DATASET EXTRACT →
────────

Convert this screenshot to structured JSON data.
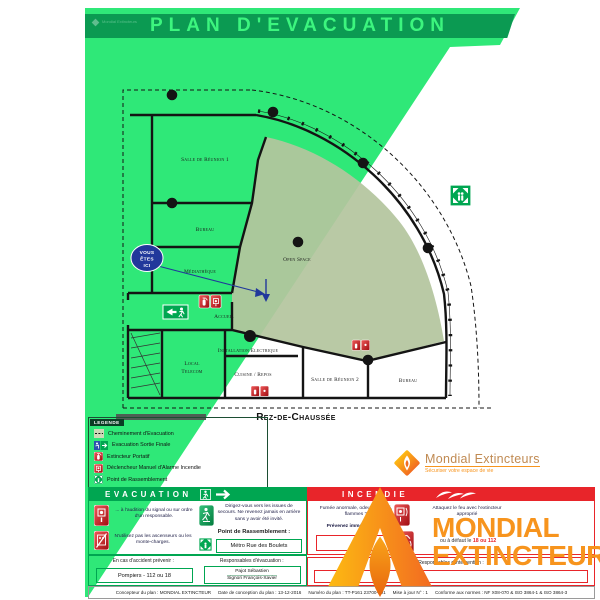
{
  "header": {
    "title": "PLAN D'EVACUATION"
  },
  "brand": {
    "name": "Mondial Extincteurs",
    "tagline": "Sécuriser votre espace de vie"
  },
  "watermark": {
    "line1": "MONDIAL",
    "line2": "EXTINCTEUR"
  },
  "plan": {
    "floor_label": "Rez-de-Chaussée",
    "you_are_here": {
      "line1": "VOUS",
      "line2": "ÊTES",
      "line3": "ICI"
    },
    "rooms": {
      "salle_reunion_1": "Salle de Réunion 1",
      "bureau_gauche": "Bureau",
      "mediatheque": "Médiathèque",
      "accueil": "Accueil",
      "installation_electrique": "Installation Electrique",
      "local_telecom_1": "Local",
      "local_telecom_2": "Telecom",
      "cuisine_repos": "Cuisine / Repos",
      "salle_reunion_2": "Salle de Réunion 2",
      "bureau_droit": "Bureau",
      "open_space": "Open Space"
    }
  },
  "legend": {
    "title": "LEGENDE",
    "items": [
      {
        "icon": "dashed-path-icon",
        "label": "Cheminement d'Evacuation"
      },
      {
        "icon": "exit-sign-icon",
        "label": "Evacuation Sortie Finale"
      },
      {
        "icon": "extinguisher-icon",
        "label": "Extincteur Portatif"
      },
      {
        "icon": "manual-alarm-icon",
        "label": "Déclencheur Manuel d'Alarme Incendie"
      },
      {
        "icon": "assembly-point-icon",
        "label": "Point de Rassemblement"
      }
    ]
  },
  "evacuation": {
    "title": "EVACUATION",
    "instruction_signal": "... à l'audition du signal ou sur ordre d'un responsable.",
    "instruction_exits": "Dirigez-vous vers les issues de secours. Ne revenez jamais en arrière sans y avoir été invité.",
    "instruction_lifts": "N'utilisez pas les ascenseurs ou les monte-charges.",
    "assembly_label": "Point de Rassemblement :",
    "assembly_value": "Métro Rue des Boulets",
    "accident_label": "En cas d'accident prévenir :",
    "accident_value": "Pompiers - 112 ou 18",
    "responsables_label": "Responsables d'évacuation :",
    "responsable_1": "Pajot Sébastien",
    "responsable_2": "Signori François-Xavier"
  },
  "incendie": {
    "title": "INCENDIE",
    "alert_text": "Fumée anormale, odeur de brûlé, flammes ?",
    "notify_text": "Prévenez immédiatement",
    "phone_value": "18",
    "fallback_prefix": "ou à défaut le ",
    "fallback_numbers": "18 ou 112",
    "attack_text": "Attaquez le feu avec l'extincteur approprié",
    "responsables_label": "Responsables d'intervention :"
  },
  "footer": {
    "parts": [
      "Concepteur du plan : MONDIAL EXTINCTEUR",
      "Date de conception du plan : 13-12-2016",
      "Numéro du plan : TT-P161 23700-101",
      "Mise à jour N° : 1",
      "Conforme aux normes : NF X08-070 & ISO 3864-1 & ISO 3864-3"
    ]
  },
  "colors": {
    "bright_green": "#2FE878",
    "dark_green_band": "#0B9A52",
    "safety_green": "#00A651",
    "safety_red": "#E8252A",
    "orange": "#F7941D",
    "navy": "#21389B",
    "sage": "#B5C4A0"
  }
}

────────

WHAT YOU HAVE TO DO → Without the pictures, restate each entry exactly.

FULL RESPONSE →
Convert this screenshot to structured JSON data.
{
  "header": {
    "title": "PLAN D'EVACUATION"
  },
  "brand": {
    "name": "Mondial Extincteurs",
    "tagline": "Sécuriser votre espace de vie"
  },
  "watermark": {
    "line1": "MONDIAL",
    "line2": "EXTINCTEUR"
  },
  "plan": {
    "floor_label": "Rez-de-Chaussée",
    "you_are_here": {
      "line1": "VOUS",
      "line2": "ÊTES",
      "line3": "ICI"
    },
    "rooms": {
      "salle_reunion_1": "Salle de Réunion 1",
      "bureau_gauche": "Bureau",
      "mediatheque": "Médiathèque",
      "accueil": "Accueil",
      "installation_electrique": "Installation Electrique",
      "local_telecom_1": "Local",
      "local_telecom_2": "Telecom",
      "cuisine_repos": "Cuisine / Repos",
      "salle_reunion_2": "Salle de Réunion 2",
      "bureau_droit": "Bureau",
      "open_space": "Open Space"
    }
  },
  "legend": {
    "title": "LEGENDE",
    "items": [
      {
        "icon": "dashed-path-icon",
        "label": "Cheminement d'Evacuation"
      },
      {
        "icon": "exit-sign-icon",
        "label": "Evacuation Sortie Finale"
      },
      {
        "icon": "extinguisher-icon",
        "label": "Extincteur Portatif"
      },
      {
        "icon": "manual-alarm-icon",
        "label": "Déclencheur Manuel d'Alarme Incendie"
      },
      {
        "icon": "assembly-point-icon",
        "label": "Point de Rassemblement"
      }
    ]
  },
  "evacuation": {
    "title": "EVACUATION",
    "instruction_signal": "... à l'audition du signal ou sur ordre d'un responsable.",
    "instruction_exits": "Dirigez-vous vers les issues de secours. Ne revenez jamais en arrière sans y avoir été invité.",
    "instruction_lifts": "N'utilisez pas les ascenseurs ou les monte-charges.",
    "assembly_label": "Point de Rassemblement :",
    "assembly_value": "Métro Rue des Boulets",
    "accident_label": "En cas d'accident prévenir :",
    "accident_value": "Pompiers - 112 ou 18",
    "responsables_label": "Responsables d'évacuation :",
    "responsable_1": "Pajot Sébastien",
    "responsable_2": "Signori François-Xavier"
  },
  "incendie": {
    "title": "INCENDIE",
    "alert_text": "Fumée anormale, odeur de brûlé, flammes ?",
    "notify_text": "Prévenez immédiatement",
    "phone_value": "18",
    "fallback_prefix": "ou à défaut le ",
    "fallback_numbers": "18 ou 112",
    "attack_text": "Attaquez le feu avec l'extincteur approprié",
    "responsables_label": "Responsables d'intervention :"
  },
  "footer": {
    "parts": [
      "Concepteur du plan : MONDIAL EXTINCTEUR",
      "Date de conception du plan : 13-12-2016",
      "Numéro du plan : TT-P161 23700-101",
      "Mise à jour N° : 1",
      "Conforme aux normes : NF X08-070 & ISO 3864-1 & ISO 3864-3"
    ]
  },
  "colors": {
    "bright_green": "#2FE878",
    "dark_green_band": "#0B9A52",
    "safety_green": "#00A651",
    "safety_red": "#E8252A",
    "orange": "#F7941D",
    "navy": "#21389B",
    "sage": "#B5C4A0"
  }
}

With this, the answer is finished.